▶ [Material for this task]:
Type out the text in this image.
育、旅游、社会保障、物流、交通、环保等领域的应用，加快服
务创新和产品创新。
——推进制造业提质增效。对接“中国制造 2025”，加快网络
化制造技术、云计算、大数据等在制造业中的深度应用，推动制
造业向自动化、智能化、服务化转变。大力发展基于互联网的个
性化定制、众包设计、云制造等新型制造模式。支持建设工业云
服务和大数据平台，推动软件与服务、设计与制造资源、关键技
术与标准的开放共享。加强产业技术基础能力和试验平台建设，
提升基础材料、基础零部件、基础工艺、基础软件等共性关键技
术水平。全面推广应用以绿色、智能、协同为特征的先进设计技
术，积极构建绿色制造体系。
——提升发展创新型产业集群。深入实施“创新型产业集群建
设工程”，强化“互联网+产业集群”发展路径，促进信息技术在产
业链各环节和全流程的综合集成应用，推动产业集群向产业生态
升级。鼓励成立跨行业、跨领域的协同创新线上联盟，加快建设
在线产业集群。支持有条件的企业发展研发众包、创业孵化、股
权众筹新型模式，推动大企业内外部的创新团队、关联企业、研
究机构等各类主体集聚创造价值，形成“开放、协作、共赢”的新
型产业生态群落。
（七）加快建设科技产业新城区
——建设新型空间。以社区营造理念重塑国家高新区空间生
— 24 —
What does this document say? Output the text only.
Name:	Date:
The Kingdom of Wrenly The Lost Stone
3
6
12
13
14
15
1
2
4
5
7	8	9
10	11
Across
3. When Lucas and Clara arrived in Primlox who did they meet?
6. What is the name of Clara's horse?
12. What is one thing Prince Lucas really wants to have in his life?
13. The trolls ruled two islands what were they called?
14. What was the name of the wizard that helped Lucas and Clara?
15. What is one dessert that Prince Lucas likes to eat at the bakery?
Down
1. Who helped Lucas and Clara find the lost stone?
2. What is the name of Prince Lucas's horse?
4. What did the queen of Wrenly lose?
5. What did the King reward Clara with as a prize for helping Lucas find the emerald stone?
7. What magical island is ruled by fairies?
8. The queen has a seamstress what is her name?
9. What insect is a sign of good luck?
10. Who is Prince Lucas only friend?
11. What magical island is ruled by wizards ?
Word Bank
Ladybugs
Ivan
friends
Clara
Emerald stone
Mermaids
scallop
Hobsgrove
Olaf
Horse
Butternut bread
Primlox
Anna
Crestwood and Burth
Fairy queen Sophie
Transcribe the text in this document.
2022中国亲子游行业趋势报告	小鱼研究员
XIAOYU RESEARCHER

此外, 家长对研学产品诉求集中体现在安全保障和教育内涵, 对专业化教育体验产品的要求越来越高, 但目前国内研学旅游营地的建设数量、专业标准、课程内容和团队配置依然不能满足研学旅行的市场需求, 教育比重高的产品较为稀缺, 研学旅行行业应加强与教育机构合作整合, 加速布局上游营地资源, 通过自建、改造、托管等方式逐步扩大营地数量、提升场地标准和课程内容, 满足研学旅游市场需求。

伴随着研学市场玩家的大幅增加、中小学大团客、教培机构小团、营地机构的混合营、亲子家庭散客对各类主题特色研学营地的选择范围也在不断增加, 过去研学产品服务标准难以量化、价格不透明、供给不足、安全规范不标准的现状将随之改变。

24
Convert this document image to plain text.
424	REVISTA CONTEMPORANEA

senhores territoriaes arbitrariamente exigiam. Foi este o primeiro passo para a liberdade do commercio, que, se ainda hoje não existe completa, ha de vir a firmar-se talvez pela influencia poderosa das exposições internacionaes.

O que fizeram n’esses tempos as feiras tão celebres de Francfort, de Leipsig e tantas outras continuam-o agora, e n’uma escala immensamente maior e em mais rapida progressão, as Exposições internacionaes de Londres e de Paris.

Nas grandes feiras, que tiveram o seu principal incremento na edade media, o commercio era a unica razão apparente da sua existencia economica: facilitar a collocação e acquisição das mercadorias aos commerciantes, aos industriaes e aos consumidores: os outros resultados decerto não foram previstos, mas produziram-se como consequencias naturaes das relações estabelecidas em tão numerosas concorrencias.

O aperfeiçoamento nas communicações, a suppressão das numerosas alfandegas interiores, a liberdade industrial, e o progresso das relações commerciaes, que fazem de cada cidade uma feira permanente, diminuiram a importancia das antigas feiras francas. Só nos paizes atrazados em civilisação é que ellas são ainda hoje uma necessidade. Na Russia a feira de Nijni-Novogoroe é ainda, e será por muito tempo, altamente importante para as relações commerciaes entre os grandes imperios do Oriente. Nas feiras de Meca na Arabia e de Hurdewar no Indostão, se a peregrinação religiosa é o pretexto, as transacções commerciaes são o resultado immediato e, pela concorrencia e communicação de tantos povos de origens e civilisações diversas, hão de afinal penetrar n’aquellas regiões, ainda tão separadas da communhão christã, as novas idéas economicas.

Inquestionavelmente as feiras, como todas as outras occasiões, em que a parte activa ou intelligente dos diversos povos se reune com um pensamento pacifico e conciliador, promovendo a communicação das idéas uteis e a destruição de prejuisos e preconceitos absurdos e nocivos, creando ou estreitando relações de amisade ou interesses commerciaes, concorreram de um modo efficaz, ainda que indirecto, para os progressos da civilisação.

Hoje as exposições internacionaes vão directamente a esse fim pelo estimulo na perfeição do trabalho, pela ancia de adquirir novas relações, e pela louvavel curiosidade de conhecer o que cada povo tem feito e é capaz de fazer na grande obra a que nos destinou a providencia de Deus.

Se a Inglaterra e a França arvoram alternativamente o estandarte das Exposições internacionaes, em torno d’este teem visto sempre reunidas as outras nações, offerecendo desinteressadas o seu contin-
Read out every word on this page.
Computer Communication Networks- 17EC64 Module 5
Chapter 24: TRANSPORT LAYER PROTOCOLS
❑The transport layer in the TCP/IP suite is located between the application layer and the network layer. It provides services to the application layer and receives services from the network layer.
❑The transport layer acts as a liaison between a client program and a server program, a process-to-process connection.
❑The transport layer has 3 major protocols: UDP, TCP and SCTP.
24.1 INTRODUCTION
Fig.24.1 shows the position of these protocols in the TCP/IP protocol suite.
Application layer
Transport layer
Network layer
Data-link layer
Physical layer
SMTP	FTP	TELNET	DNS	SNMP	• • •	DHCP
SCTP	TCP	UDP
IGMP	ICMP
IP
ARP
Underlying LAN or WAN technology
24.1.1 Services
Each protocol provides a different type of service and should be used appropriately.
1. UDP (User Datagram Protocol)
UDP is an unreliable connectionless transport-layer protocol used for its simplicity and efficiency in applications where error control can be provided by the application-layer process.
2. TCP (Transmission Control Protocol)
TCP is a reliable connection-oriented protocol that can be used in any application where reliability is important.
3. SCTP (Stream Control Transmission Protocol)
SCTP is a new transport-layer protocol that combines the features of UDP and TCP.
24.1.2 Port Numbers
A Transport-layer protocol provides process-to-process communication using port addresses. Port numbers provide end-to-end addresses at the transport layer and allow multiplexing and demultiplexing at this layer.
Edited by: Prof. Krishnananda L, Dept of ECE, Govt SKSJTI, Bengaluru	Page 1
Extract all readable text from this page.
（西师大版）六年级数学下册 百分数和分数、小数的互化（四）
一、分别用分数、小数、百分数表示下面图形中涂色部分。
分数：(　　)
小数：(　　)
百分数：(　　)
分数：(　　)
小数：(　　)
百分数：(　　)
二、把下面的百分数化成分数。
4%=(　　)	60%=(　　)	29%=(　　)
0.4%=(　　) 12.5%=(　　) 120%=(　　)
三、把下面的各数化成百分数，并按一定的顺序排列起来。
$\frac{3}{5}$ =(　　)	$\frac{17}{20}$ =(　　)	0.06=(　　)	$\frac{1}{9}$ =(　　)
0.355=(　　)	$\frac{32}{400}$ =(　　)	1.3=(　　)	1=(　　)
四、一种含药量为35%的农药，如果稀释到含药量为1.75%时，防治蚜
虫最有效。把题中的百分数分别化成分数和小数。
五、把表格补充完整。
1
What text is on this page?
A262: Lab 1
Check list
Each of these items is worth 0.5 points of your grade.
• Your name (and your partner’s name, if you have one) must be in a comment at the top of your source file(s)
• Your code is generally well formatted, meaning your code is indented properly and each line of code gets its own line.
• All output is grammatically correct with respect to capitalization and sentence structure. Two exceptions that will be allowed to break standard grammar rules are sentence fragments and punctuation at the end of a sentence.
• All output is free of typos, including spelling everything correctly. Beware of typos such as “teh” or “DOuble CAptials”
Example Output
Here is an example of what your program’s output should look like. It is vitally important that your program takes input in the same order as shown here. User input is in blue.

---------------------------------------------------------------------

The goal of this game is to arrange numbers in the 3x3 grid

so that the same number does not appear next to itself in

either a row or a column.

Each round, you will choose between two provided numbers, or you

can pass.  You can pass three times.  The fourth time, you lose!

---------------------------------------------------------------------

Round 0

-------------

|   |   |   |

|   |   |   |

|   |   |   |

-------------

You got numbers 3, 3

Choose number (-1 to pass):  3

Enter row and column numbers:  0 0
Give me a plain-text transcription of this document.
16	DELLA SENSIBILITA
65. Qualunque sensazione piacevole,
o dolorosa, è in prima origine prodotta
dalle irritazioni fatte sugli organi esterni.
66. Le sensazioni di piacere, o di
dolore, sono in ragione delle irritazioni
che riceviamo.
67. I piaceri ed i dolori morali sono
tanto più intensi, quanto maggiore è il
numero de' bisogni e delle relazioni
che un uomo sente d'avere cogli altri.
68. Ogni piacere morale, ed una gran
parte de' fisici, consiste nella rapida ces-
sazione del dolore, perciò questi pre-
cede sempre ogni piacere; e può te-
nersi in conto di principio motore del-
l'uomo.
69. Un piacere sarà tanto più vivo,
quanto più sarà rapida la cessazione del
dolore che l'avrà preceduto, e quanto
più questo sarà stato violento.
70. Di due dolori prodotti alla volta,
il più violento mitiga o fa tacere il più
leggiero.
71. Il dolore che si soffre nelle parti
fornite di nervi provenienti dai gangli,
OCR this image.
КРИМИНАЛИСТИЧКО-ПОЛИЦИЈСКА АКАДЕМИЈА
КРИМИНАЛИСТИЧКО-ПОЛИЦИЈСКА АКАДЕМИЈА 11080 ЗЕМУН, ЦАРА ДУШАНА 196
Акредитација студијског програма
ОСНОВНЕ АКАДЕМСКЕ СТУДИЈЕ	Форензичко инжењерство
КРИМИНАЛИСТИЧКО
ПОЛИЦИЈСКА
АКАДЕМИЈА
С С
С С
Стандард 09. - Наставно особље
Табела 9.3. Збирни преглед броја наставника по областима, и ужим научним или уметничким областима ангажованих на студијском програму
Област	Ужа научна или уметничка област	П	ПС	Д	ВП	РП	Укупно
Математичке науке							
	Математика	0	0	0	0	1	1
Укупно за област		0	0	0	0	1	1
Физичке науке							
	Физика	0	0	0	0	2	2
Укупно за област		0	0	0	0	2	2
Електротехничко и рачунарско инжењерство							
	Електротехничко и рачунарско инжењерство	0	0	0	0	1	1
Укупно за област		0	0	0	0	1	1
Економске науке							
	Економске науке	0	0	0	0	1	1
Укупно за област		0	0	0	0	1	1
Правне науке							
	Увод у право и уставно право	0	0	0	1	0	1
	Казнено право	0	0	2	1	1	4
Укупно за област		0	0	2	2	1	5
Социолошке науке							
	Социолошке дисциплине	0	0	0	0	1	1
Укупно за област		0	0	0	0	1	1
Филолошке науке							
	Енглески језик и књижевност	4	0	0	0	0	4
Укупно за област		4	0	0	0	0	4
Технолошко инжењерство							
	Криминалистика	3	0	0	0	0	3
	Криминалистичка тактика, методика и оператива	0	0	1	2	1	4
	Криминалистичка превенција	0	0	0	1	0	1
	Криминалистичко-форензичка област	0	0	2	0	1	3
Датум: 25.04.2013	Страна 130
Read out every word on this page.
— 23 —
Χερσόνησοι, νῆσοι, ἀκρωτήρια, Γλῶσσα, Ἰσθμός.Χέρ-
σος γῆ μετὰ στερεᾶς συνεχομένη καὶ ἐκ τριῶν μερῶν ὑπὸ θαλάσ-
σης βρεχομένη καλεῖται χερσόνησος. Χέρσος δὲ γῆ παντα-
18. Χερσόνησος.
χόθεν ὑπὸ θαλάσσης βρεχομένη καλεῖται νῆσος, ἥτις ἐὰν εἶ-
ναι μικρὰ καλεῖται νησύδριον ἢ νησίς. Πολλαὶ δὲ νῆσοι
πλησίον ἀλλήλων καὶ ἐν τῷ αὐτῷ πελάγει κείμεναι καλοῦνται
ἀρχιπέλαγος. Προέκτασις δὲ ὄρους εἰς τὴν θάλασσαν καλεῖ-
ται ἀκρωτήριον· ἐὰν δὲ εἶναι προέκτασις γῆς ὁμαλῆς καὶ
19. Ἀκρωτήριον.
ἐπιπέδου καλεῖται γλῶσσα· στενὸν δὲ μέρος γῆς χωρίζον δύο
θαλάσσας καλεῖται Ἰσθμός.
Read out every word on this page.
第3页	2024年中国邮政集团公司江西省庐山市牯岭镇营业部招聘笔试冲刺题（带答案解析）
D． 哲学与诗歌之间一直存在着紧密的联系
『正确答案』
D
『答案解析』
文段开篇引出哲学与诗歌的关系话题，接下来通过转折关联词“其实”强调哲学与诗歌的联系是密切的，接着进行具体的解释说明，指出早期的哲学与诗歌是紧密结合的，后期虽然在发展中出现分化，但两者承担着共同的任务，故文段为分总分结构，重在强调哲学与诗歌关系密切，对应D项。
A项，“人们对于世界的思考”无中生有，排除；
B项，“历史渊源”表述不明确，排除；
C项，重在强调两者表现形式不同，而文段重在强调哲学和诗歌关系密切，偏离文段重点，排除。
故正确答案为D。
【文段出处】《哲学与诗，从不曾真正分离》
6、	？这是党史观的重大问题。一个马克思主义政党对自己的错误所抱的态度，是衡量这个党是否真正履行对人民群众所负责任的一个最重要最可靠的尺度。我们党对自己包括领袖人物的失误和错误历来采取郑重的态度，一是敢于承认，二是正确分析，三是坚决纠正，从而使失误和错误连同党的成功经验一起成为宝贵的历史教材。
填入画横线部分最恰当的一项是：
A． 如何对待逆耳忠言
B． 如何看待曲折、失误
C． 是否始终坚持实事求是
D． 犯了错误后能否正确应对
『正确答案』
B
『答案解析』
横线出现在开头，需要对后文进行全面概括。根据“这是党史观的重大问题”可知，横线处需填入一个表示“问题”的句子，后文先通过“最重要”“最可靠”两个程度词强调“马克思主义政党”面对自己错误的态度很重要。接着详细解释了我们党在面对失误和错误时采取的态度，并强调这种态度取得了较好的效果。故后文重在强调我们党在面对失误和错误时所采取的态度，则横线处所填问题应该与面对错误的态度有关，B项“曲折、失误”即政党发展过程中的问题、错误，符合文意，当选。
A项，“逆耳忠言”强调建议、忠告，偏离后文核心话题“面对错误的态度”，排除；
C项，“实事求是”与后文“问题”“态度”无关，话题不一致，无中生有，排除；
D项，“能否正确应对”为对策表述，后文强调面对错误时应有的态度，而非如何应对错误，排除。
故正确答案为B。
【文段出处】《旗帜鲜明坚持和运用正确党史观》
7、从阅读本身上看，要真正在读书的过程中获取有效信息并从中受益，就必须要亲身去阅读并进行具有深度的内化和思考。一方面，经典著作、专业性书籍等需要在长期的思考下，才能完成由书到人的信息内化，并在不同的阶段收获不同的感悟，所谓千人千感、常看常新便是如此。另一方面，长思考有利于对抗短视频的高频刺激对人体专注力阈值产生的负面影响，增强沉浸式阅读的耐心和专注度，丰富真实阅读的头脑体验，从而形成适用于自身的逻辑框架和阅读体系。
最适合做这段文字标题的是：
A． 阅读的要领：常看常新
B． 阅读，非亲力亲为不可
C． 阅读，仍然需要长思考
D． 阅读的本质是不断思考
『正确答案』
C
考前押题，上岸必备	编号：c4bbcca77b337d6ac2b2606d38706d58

▶ [Set exercise]: Using the listing above, locate the lines that hold "with" and copy each one.

▶ [The response]:
5. What did the King reward Clara with as a prize for helping Lucas find the emerald stone?
• All output is grammatically correct with respect to capitalization and sentence structure. Two exceptions that will be allowed to break standard grammar rules are sentence fragments and punctuation at the end of a sentence.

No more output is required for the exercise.